◆ **Description of the task**:
Lift out all lines below that contain "Percent".

◆ **Materials provided**:
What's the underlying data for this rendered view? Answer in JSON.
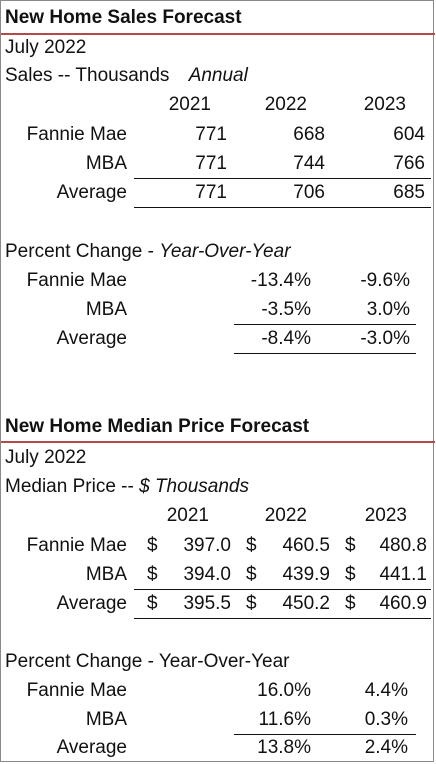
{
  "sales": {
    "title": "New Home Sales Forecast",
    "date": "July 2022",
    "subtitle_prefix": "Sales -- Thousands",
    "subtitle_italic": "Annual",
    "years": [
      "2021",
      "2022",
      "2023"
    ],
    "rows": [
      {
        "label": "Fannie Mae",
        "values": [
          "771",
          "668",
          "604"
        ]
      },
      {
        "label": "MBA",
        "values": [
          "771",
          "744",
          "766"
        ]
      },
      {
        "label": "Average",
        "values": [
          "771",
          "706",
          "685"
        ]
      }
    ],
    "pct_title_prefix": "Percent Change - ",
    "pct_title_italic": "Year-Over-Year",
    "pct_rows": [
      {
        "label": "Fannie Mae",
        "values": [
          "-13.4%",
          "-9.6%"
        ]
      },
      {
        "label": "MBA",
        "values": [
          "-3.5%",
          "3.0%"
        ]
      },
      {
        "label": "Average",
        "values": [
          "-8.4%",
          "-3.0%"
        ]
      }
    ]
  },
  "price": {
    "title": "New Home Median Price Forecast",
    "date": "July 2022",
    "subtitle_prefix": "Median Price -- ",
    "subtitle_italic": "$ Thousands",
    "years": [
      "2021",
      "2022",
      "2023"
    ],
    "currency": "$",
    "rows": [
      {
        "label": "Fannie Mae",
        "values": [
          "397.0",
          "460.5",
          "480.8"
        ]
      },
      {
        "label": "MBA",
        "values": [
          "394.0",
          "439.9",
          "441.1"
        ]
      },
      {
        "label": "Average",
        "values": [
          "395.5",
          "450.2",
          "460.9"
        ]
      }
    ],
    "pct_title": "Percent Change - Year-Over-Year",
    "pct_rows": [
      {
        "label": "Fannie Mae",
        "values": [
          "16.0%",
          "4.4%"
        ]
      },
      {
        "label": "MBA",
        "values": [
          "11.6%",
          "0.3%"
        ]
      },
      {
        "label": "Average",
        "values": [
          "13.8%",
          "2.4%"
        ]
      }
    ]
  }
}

◆ **Expected output**:
    "pct_title_prefix": "Percent Change - ",
    "pct_title": "Percent Change - Year-Over-Year",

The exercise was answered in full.